_Records excerpted from a collection_.

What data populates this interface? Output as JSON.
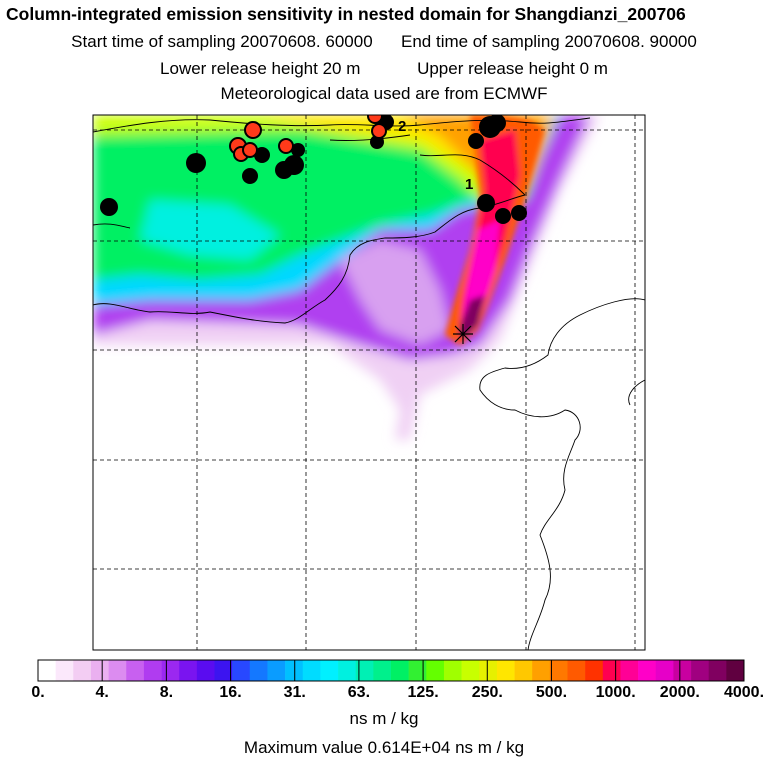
{
  "header": {
    "title": "Column-integrated emission sensitivity in nested domain for Shangdianzi_200706",
    "start_label": "Start time of sampling 20070608. 60000",
    "end_label": "End time of sampling 20070608. 90000",
    "lower_label": "Lower release height   20 m",
    "upper_label": "Upper release height    0 m",
    "met_label": "Meteorological data used are from ECMWF"
  },
  "map": {
    "release_markers": [
      {
        "label": "1"
      },
      {
        "label": "2"
      }
    ],
    "colors": {
      "land_outline": "#000000",
      "gridline": "#000000",
      "fire_point_red": "#ff3a1a",
      "fire_point_black": "#000000"
    }
  },
  "colorbar": {
    "labels": [
      "0.",
      "4.",
      "8.",
      "16.",
      "31.",
      "63.",
      "125.",
      "250.",
      "500.",
      "1000.",
      "2000.",
      "4000."
    ],
    "colors": [
      "#ffffff",
      "#fbe8fb",
      "#f3cdf3",
      "#eab0f0",
      "#dc8cf0",
      "#c860f0",
      "#b03cf0",
      "#9b28f0",
      "#7a14f0",
      "#5a0cf0",
      "#3c14f0",
      "#2848ff",
      "#1478ff",
      "#0a9cff",
      "#00c0ff",
      "#00dcff",
      "#00f0ff",
      "#00f0e0",
      "#00f0b4",
      "#00f08c",
      "#00f064",
      "#32f032",
      "#64ff00",
      "#a0ff00",
      "#c8ff00",
      "#e6f000",
      "#ffe600",
      "#ffc800",
      "#ffa000",
      "#ff7800",
      "#ff5a00",
      "#ff3200",
      "#ff0050",
      "#ff0096",
      "#ff00c8",
      "#e600c8",
      "#c800a0",
      "#a00080",
      "#800060",
      "#600040"
    ],
    "units": "ns m / kg"
  },
  "footer": {
    "max_value": "Maximum value  0.614E+04 ns m / kg"
  }
}
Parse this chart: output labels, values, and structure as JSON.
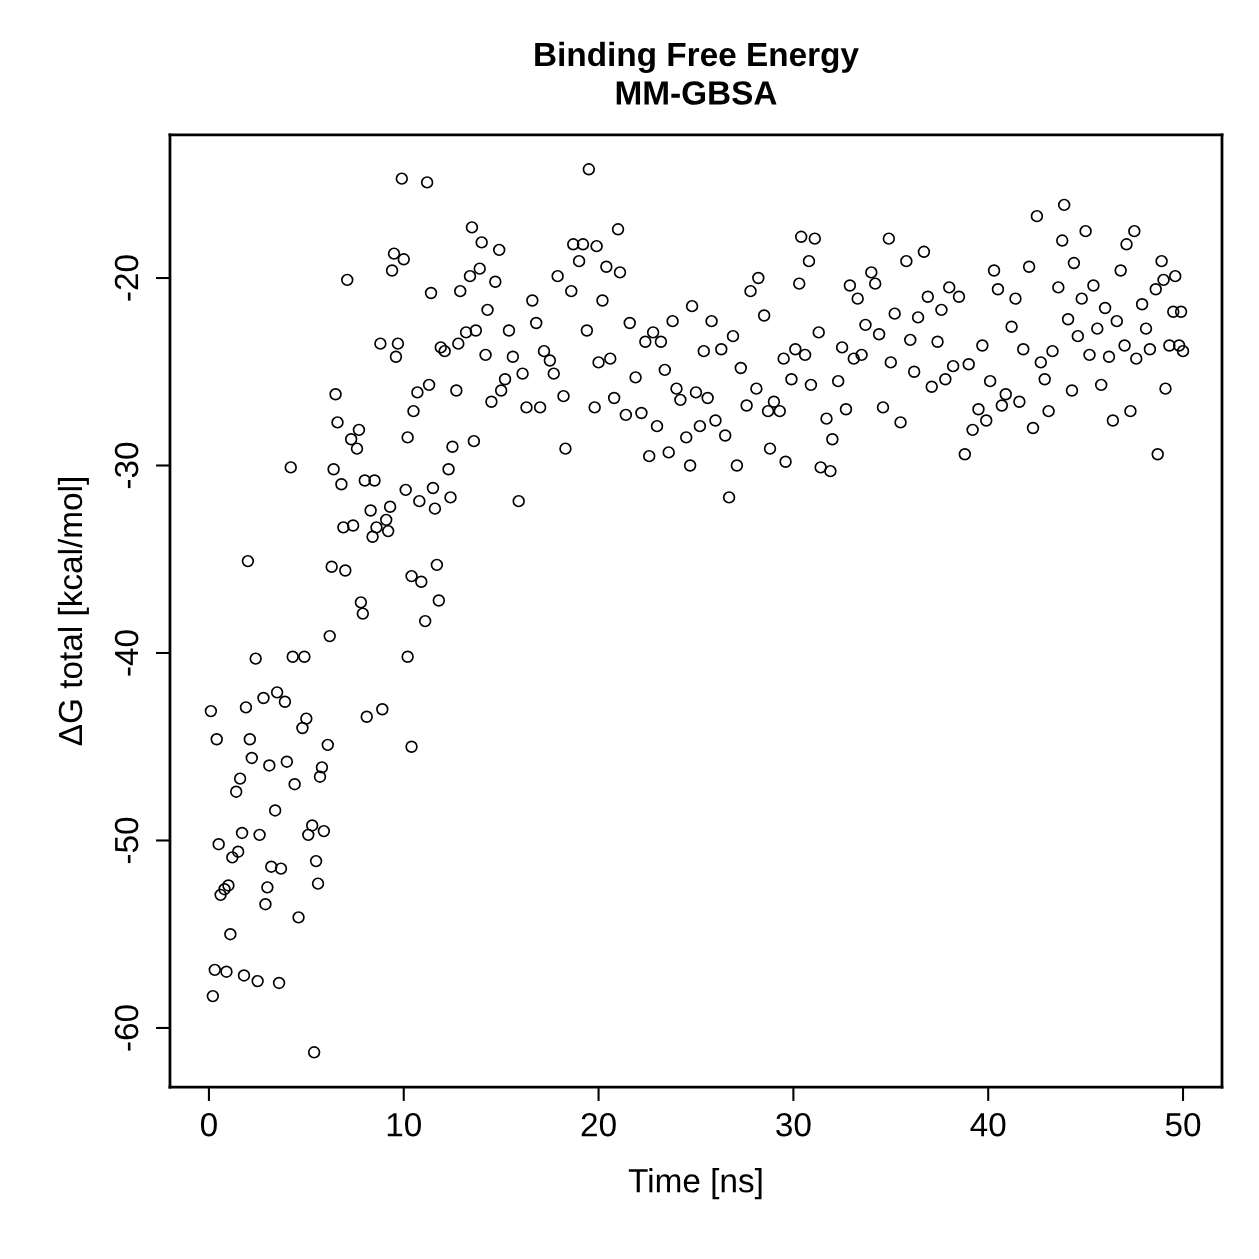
{
  "chart_data": {
    "type": "scatter",
    "title": "Binding Free Energy\nMM-GBSA",
    "xlabel": "Time [ns]",
    "ylabel": "ΔG total [kcal/mol]",
    "xlim": [
      -2,
      52
    ],
    "ylim": [
      -63.15,
      -12.37
    ],
    "xticks": [
      0,
      10,
      20,
      30,
      40,
      50
    ],
    "yticks": [
      -60,
      -50,
      -40,
      -30,
      -20
    ],
    "marker": "circle",
    "grid": false,
    "series": [
      {
        "color": "#000000",
        "x": [
          0.1,
          0.2,
          0.3,
          0.4,
          0.5,
          0.6,
          0.8,
          0.9,
          1.0,
          1.1,
          1.2,
          1.4,
          1.5,
          1.6,
          1.7,
          1.8,
          1.9,
          2.0,
          2.1,
          2.2,
          2.4,
          2.5,
          2.6,
          2.8,
          2.9,
          3.0,
          3.1,
          3.2,
          3.4,
          3.5,
          3.6,
          3.7,
          3.9,
          4.0,
          4.2,
          4.3,
          4.4,
          4.6,
          4.8,
          4.9,
          5.0,
          5.1,
          5.3,
          5.4,
          5.5,
          5.6,
          5.7,
          5.8,
          5.9,
          6.1,
          6.2,
          6.3,
          6.4,
          6.5,
          6.6,
          6.8,
          6.9,
          7.0,
          7.1,
          7.3,
          7.4,
          7.6,
          7.7,
          7.8,
          7.9,
          8.0,
          8.1,
          8.3,
          8.4,
          8.5,
          8.6,
          8.8,
          8.9,
          9.1,
          9.2,
          9.3,
          9.4,
          9.5,
          9.6,
          9.7,
          9.9,
          10.0,
          10.1,
          10.2,
          10.2,
          10.4,
          10.4,
          10.5,
          10.7,
          10.8,
          10.9,
          11.1,
          11.2,
          11.3,
          11.4,
          11.5,
          11.6,
          11.7,
          11.8,
          11.9,
          12.1,
          12.3,
          12.4,
          12.5,
          12.7,
          12.8,
          12.9,
          13.2,
          13.4,
          13.5,
          13.6,
          13.7,
          13.9,
          14.0,
          14.2,
          14.3,
          14.5,
          14.7,
          14.9,
          15.0,
          15.2,
          15.4,
          15.6,
          15.9,
          16.1,
          16.3,
          16.6,
          16.8,
          17.0,
          17.2,
          17.5,
          17.7,
          17.9,
          18.2,
          18.3,
          18.6,
          18.7,
          19.0,
          19.2,
          19.4,
          19.5,
          19.8,
          19.9,
          20.0,
          20.2,
          20.4,
          20.6,
          20.8,
          21.0,
          21.1,
          21.4,
          21.6,
          21.9,
          22.2,
          22.4,
          22.6,
          22.8,
          23.0,
          23.2,
          23.4,
          23.6,
          23.8,
          24.0,
          24.2,
          24.5,
          24.7,
          24.8,
          25.0,
          25.2,
          25.4,
          25.6,
          25.8,
          26.0,
          26.3,
          26.5,
          26.7,
          26.9,
          27.1,
          27.3,
          27.6,
          27.8,
          28.1,
          28.2,
          28.5,
          28.7,
          28.8,
          29.0,
          29.3,
          29.5,
          29.6,
          29.9,
          30.1,
          30.3,
          30.4,
          30.6,
          30.8,
          30.9,
          31.1,
          31.3,
          31.4,
          31.7,
          31.9,
          32.0,
          32.3,
          32.5,
          32.7,
          32.9,
          33.1,
          33.3,
          33.5,
          33.7,
          34.0,
          34.2,
          34.4,
          34.6,
          34.9,
          35.0,
          35.2,
          35.5,
          35.8,
          36.0,
          36.2,
          36.4,
          36.7,
          36.9,
          37.1,
          37.4,
          37.6,
          37.8,
          38.0,
          38.2,
          38.5,
          38.8,
          39.0,
          39.2,
          39.5,
          39.7,
          39.9,
          40.1,
          40.3,
          40.5,
          40.7,
          40.9,
          41.2,
          41.4,
          41.6,
          41.8,
          42.1,
          42.3,
          42.5,
          42.7,
          42.9,
          43.1,
          43.3,
          43.6,
          43.8,
          43.9,
          44.1,
          44.3,
          44.4,
          44.6,
          44.8,
          45.0,
          45.2,
          45.4,
          45.6,
          45.8,
          46.0,
          46.2,
          46.4,
          46.6,
          46.8,
          47.0,
          47.1,
          47.3,
          47.5,
          47.6,
          47.9,
          48.1,
          48.3,
          48.6,
          48.7,
          48.9,
          49.0,
          49.1,
          49.3,
          49.5,
          49.6,
          49.8,
          49.9,
          50.0
        ],
        "values": [
          -43.1,
          -58.3,
          -56.9,
          -44.6,
          -50.2,
          -52.9,
          -52.6,
          -57.0,
          -52.4,
          -55.0,
          -50.9,
          -47.4,
          -50.6,
          -46.7,
          -49.6,
          -57.2,
          -42.9,
          -35.1,
          -44.6,
          -45.6,
          -40.3,
          -57.5,
          -49.7,
          -42.4,
          -53.4,
          -52.5,
          -46.0,
          -51.4,
          -48.4,
          -42.1,
          -57.6,
          -51.5,
          -42.6,
          -45.8,
          -30.1,
          -40.2,
          -47.0,
          -54.1,
          -44.0,
          -40.2,
          -43.5,
          -49.7,
          -49.2,
          -61.3,
          -51.1,
          -52.3,
          -46.6,
          -46.1,
          -49.5,
          -44.9,
          -39.1,
          -35.4,
          -30.2,
          -26.2,
          -27.7,
          -31.0,
          -33.3,
          -35.6,
          -20.1,
          -28.6,
          -33.2,
          -29.1,
          -28.1,
          -37.3,
          -37.9,
          -30.8,
          -43.4,
          -32.4,
          -33.8,
          -30.8,
          -33.3,
          -23.5,
          -43.0,
          -32.9,
          -33.5,
          -32.2,
          -19.6,
          -18.7,
          -24.2,
          -23.5,
          -14.7,
          -19.0,
          -31.3,
          -28.5,
          -40.2,
          -35.9,
          -45.0,
          -27.1,
          -26.1,
          -31.9,
          -36.2,
          -38.3,
          -14.9,
          -25.7,
          -20.8,
          -31.2,
          -32.3,
          -35.3,
          -37.2,
          -23.7,
          -23.9,
          -30.2,
          -31.7,
          -29.0,
          -26.0,
          -23.5,
          -20.7,
          -22.9,
          -19.9,
          -17.3,
          -28.7,
          -22.8,
          -19.5,
          -18.1,
          -24.1,
          -21.7,
          -26.6,
          -20.2,
          -18.5,
          -26.0,
          -25.4,
          -22.8,
          -24.2,
          -31.9,
          -25.1,
          -26.9,
          -21.2,
          -22.4,
          -26.9,
          -23.9,
          -24.4,
          -25.1,
          -19.9,
          -26.3,
          -29.1,
          -20.7,
          -18.2,
          -19.1,
          -18.2,
          -22.8,
          -14.2,
          -26.9,
          -18.3,
          -24.5,
          -21.2,
          -19.4,
          -24.3,
          -26.4,
          -17.4,
          -19.7,
          -27.3,
          -22.4,
          -25.3,
          -27.2,
          -23.4,
          -29.5,
          -22.9,
          -27.9,
          -23.4,
          -24.9,
          -29.3,
          -22.3,
          -25.9,
          -26.5,
          -28.5,
          -30.0,
          -21.5,
          -26.1,
          -27.9,
          -23.9,
          -26.4,
          -22.3,
          -27.6,
          -23.8,
          -28.4,
          -31.7,
          -23.1,
          -30.0,
          -24.8,
          -26.8,
          -20.7,
          -25.9,
          -20.0,
          -22.0,
          -27.1,
          -29.1,
          -26.6,
          -27.1,
          -24.3,
          -29.8,
          -25.4,
          -23.8,
          -20.3,
          -17.8,
          -24.1,
          -19.1,
          -25.7,
          -17.9,
          -22.9,
          -30.1,
          -27.5,
          -30.3,
          -28.6,
          -25.5,
          -23.7,
          -27.0,
          -20.4,
          -24.3,
          -21.1,
          -24.1,
          -22.5,
          -19.7,
          -20.3,
          -23.0,
          -26.9,
          -17.9,
          -24.5,
          -21.9,
          -27.7,
          -19.1,
          -23.3,
          -25.0,
          -22.1,
          -18.6,
          -21.0,
          -25.8,
          -23.4,
          -21.7,
          -25.4,
          -20.5,
          -24.7,
          -21.0,
          -29.4,
          -24.6,
          -28.1,
          -27.0,
          -23.6,
          -27.6,
          -25.5,
          -19.6,
          -20.6,
          -26.8,
          -26.2,
          -22.6,
          -21.1,
          -26.6,
          -23.8,
          -19.4,
          -28.0,
          -16.7,
          -24.5,
          -25.4,
          -27.1,
          -23.9,
          -20.5,
          -18.0,
          -16.1,
          -22.2,
          -26.0,
          -19.2,
          -23.1,
          -21.1,
          -17.5,
          -24.1,
          -20.4,
          -22.7,
          -25.7,
          -21.6,
          -24.2,
          -27.6,
          -22.3,
          -19.6,
          -23.6,
          -18.2,
          -27.1,
          -17.5,
          -24.3,
          -21.4,
          -22.7,
          -23.8,
          -20.6,
          -29.4,
          -19.1,
          -20.1,
          -25.9,
          -23.6,
          -21.8,
          -19.9,
          -23.6,
          -21.8,
          -23.9
        ]
      }
    ]
  }
}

_DO THIS_. Report all lines of the material that contain the word "title".

_EXERCISE RESPONSE_.
    "title": "Column-integrated emission sensitivity in nested domain for Shangdianzi_200706",
    "title": "Binding Free Energy\nMM-GBSA",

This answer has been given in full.